→ WORK REQUIRED
In your copy, leave out the pictures; write out all the data exactly.

* BEGIN *

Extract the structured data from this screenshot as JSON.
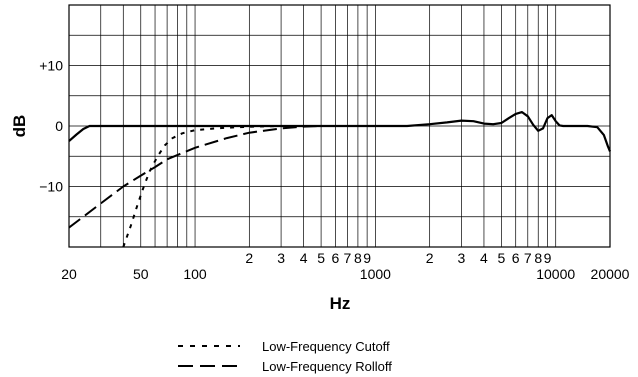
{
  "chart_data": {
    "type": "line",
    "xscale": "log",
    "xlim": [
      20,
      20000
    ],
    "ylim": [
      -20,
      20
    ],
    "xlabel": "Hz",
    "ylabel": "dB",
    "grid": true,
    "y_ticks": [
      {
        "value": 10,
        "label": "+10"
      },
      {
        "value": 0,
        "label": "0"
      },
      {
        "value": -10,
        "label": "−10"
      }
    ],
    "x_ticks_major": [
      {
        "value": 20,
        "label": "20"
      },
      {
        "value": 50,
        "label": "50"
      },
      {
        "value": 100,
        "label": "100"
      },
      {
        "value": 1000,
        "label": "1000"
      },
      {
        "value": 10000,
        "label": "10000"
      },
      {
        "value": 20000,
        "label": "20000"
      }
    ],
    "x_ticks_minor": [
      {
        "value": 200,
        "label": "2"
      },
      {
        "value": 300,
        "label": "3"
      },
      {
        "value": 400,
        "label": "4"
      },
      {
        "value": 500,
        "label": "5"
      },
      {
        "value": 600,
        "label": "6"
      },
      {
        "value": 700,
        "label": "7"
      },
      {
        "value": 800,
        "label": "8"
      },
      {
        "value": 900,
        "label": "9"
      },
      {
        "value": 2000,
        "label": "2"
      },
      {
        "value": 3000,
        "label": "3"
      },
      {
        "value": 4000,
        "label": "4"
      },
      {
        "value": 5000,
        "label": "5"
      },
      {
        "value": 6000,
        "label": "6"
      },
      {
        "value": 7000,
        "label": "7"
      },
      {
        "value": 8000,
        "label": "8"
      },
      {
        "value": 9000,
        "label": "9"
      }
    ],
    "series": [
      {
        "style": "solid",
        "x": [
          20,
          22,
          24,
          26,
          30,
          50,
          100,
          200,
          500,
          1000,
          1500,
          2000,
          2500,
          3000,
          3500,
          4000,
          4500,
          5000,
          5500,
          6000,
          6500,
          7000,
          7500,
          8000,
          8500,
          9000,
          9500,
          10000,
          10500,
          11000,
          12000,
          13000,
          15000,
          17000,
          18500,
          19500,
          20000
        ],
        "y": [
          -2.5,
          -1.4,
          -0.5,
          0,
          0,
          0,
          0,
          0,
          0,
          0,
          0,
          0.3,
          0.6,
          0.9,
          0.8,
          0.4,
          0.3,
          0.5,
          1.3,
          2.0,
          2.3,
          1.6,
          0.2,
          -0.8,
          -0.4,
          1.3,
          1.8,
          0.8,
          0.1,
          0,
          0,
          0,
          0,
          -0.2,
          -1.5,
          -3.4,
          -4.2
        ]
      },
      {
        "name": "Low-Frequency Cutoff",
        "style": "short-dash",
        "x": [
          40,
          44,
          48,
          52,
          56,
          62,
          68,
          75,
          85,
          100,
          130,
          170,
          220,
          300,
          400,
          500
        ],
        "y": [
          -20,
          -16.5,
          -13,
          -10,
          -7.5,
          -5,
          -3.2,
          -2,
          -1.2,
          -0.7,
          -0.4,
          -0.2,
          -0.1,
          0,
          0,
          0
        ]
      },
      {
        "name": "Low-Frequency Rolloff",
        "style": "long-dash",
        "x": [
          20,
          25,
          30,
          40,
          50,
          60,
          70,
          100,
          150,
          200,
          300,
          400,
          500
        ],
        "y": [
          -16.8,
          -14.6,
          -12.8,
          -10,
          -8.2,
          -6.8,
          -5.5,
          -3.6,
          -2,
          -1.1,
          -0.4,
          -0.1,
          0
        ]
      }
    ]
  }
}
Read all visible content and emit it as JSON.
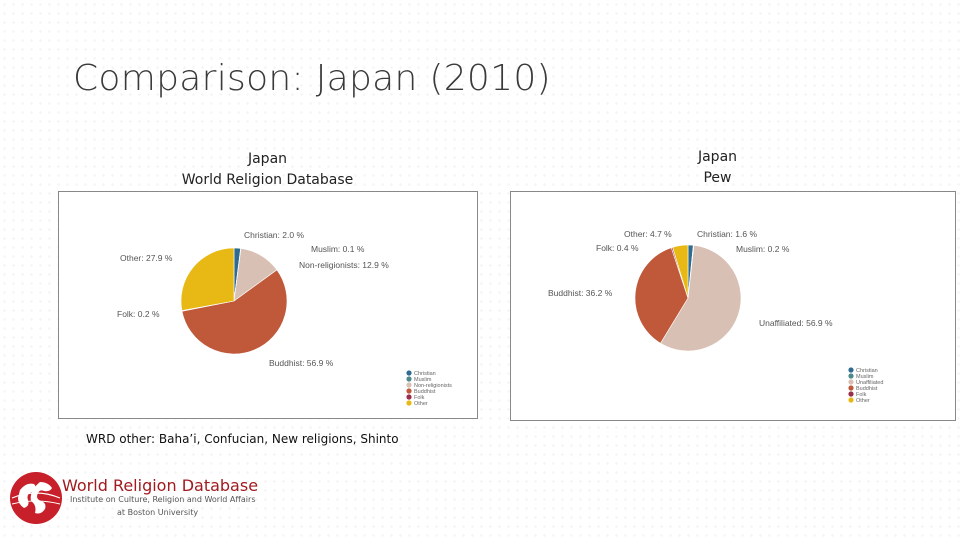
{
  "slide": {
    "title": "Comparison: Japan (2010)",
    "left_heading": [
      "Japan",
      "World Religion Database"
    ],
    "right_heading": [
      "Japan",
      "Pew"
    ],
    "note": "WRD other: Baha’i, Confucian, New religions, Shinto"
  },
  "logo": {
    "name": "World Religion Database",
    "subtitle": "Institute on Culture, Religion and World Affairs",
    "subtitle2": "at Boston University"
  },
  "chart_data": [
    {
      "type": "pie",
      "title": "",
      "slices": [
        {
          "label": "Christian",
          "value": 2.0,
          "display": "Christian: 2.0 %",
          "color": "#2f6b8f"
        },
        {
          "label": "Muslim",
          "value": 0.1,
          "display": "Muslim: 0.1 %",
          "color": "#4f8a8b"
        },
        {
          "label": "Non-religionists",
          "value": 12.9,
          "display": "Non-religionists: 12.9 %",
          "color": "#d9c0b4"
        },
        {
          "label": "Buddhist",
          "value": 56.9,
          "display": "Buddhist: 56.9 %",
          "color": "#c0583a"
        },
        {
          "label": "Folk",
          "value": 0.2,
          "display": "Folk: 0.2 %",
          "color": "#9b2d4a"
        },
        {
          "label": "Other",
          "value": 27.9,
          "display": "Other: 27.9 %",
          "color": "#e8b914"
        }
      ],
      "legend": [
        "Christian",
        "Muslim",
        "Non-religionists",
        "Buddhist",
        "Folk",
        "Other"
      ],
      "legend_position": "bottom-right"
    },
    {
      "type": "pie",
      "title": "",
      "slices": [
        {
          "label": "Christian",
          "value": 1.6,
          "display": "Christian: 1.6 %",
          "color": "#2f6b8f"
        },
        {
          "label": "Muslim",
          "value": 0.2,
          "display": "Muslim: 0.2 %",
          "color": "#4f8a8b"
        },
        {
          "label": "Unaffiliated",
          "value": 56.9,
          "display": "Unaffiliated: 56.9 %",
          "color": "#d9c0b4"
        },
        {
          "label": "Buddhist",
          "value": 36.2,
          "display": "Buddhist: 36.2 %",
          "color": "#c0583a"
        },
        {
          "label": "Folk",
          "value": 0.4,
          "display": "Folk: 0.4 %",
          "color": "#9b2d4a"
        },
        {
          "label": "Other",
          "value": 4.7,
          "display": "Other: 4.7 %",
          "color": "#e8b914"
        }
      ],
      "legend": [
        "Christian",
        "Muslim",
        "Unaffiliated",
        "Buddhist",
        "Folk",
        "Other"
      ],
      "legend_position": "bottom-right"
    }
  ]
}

* END *

→ WRITTEN SOLUTION
Extract the structured data from this screenshot as JSON.
{
  "chart_data": {
    "type": "line",
    "xscale": "log",
    "xlim": [
      20,
      20000
    ],
    "ylim": [
      -20,
      20
    ],
    "xlabel": "Hz",
    "ylabel": "dB",
    "grid": true,
    "y_ticks": [
      {
        "value": 10,
        "label": "+10"
      },
      {
        "value": 0,
        "label": "0"
      },
      {
        "value": -10,
        "label": "−10"
      }
    ],
    "x_ticks_major": [
      {
        "value": 20,
        "label": "20"
      },
      {
        "value": 50,
        "label": "50"
      },
      {
        "value": 100,
        "label": "100"
      },
      {
        "value": 1000,
        "label": "1000"
      },
      {
        "value": 10000,
        "label": "10000"
      },
      {
        "value": 20000,
        "label": "20000"
      }
    ],
    "x_ticks_minor": [
      {
        "value": 200,
        "label": "2"
      },
      {
        "value": 300,
        "label": "3"
      },
      {
        "value": 400,
        "label": "4"
      },
      {
        "value": 500,
        "label": "5"
      },
      {
        "value": 600,
        "label": "6"
      },
      {
        "value": 700,
        "label": "7"
      },
      {
        "value": 800,
        "label": "8"
      },
      {
        "value": 900,
        "label": "9"
      },
      {
        "value": 2000,
        "label": "2"
      },
      {
        "value": 3000,
        "label": "3"
      },
      {
        "value": 4000,
        "label": "4"
      },
      {
        "value": 5000,
        "label": "5"
      },
      {
        "value": 6000,
        "label": "6"
      },
      {
        "value": 7000,
        "label": "7"
      },
      {
        "value": 8000,
        "label": "8"
      },
      {
        "value": 9000,
        "label": "9"
      }
    ],
    "series": [
      {
        "style": "solid",
        "x": [
          20,
          22,
          24,
          26,
          30,
          50,
          100,
          200,
          500,
          1000,
          1500,
          2000,
          2500,
          3000,
          3500,
          4000,
          4500,
          5000,
          5500,
          6000,
          6500,
          7000,
          7500,
          8000,
          8500,
          9000,
          9500,
          10000,
          10500,
          11000,
          12000,
          13000,
          15000,
          17000,
          18500,
          19500,
          20000
        ],
        "y": [
          -2.5,
          -1.4,
          -0.5,
          0,
          0,
          0,
          0,
          0,
          0,
          0,
          0,
          0.3,
          0.6,
          0.9,
          0.8,
          0.4,
          0.3,
          0.5,
          1.3,
          2.0,
          2.3,
          1.6,
          0.2,
          -0.8,
          -0.4,
          1.3,
          1.8,
          0.8,
          0.1,
          0,
          0,
          0,
          0,
          -0.2,
          -1.5,
          -3.4,
          -4.2
        ]
      },
      {
        "name": "Low-Frequency Cutoff",
        "style": "short-dash",
        "x": [
          40,
          44,
          48,
          52,
          56,
          62,
          68,
          75,
          85,
          100,
          130,
          170,
          220,
          300,
          400,
          500
        ],
        "y": [
          -20,
          -16.5,
          -13,
          -10,
          -7.5,
          -5,
          -3.2,
          -2,
          -1.2,
          -0.7,
          -0.4,
          -0.2,
          -0.1,
          0,
          0,
          0
        ]
      },
      {
        "name": "Low-Frequency Rolloff",
        "style": "long-dash",
        "x": [
          20,
          25,
          30,
          40,
          50,
          60,
          70,
          100,
          150,
          200,
          300,
          400,
          500
        ],
        "y": [
          -16.8,
          -14.6,
          -12.8,
          -10,
          -8.2,
          -6.8,
          -5.5,
          -3.6,
          -2,
          -1.1,
          -0.4,
          -0.1,
          0
        ]
      }
    ]
  }
}
Read all visible content and emit it as JSON.
{
  "slide": {
    "title": "Comparison: Japan (2010)",
    "left_heading": [
      "Japan",
      "World Religion Database"
    ],
    "right_heading": [
      "Japan",
      "Pew"
    ],
    "note": "WRD other: Baha’i, Confucian, New religions, Shinto"
  },
  "logo": {
    "name": "World Religion Database",
    "subtitle": "Institute on Culture, Religion and World Affairs",
    "subtitle2": "at Boston University"
  },
  "chart_data": [
    {
      "type": "pie",
      "title": "",
      "slices": [
        {
          "label": "Christian",
          "value": 2.0,
          "display": "Christian: 2.0 %",
          "color": "#2f6b8f"
        },
        {
          "label": "Muslim",
          "value": 0.1,
          "display": "Muslim: 0.1 %",
          "color": "#4f8a8b"
        },
        {
          "label": "Non-religionists",
          "value": 12.9,
          "display": "Non-religionists: 12.9 %",
          "color": "#d9c0b4"
        },
        {
          "label": "Buddhist",
          "value": 56.9,
          "display": "Buddhist: 56.9 %",
          "color": "#c0583a"
        },
        {
          "label": "Folk",
          "value": 0.2,
          "display": "Folk: 0.2 %",
          "color": "#9b2d4a"
        },
        {
          "label": "Other",
          "value": 27.9,
          "display": "Other: 27.9 %",
          "color": "#e8b914"
        }
      ],
      "legend": [
        "Christian",
        "Muslim",
        "Non-religionists",
        "Buddhist",
        "Folk",
        "Other"
      ],
      "legend_position": "bottom-right"
    },
    {
      "type": "pie",
      "title": "",
      "slices": [
        {
          "label": "Christian",
          "value": 1.6,
          "display": "Christian: 1.6 %",
          "color": "#2f6b8f"
        },
        {
          "label": "Muslim",
          "value": 0.2,
          "display": "Muslim: 0.2 %",
          "color": "#4f8a8b"
        },
        {
          "label": "Unaffiliated",
          "value": 56.9,
          "display": "Unaffiliated: 56.9 %",
          "color": "#d9c0b4"
        },
        {
          "label": "Buddhist",
          "value": 36.2,
          "display": "Buddhist: 36.2 %",
          "color": "#c0583a"
        },
        {
          "label": "Folk",
          "value": 0.4,
          "display": "Folk: 0.4 %",
          "color": "#9b2d4a"
        },
        {
          "label": "Other",
          "value": 4.7,
          "display": "Other: 4.7 %",
          "color": "#e8b914"
        }
      ],
      "legend": [
        "Christian",
        "Muslim",
        "Unaffiliated",
        "Buddhist",
        "Folk",
        "Other"
      ],
      "legend_position": "bottom-right"
    }
  ]
}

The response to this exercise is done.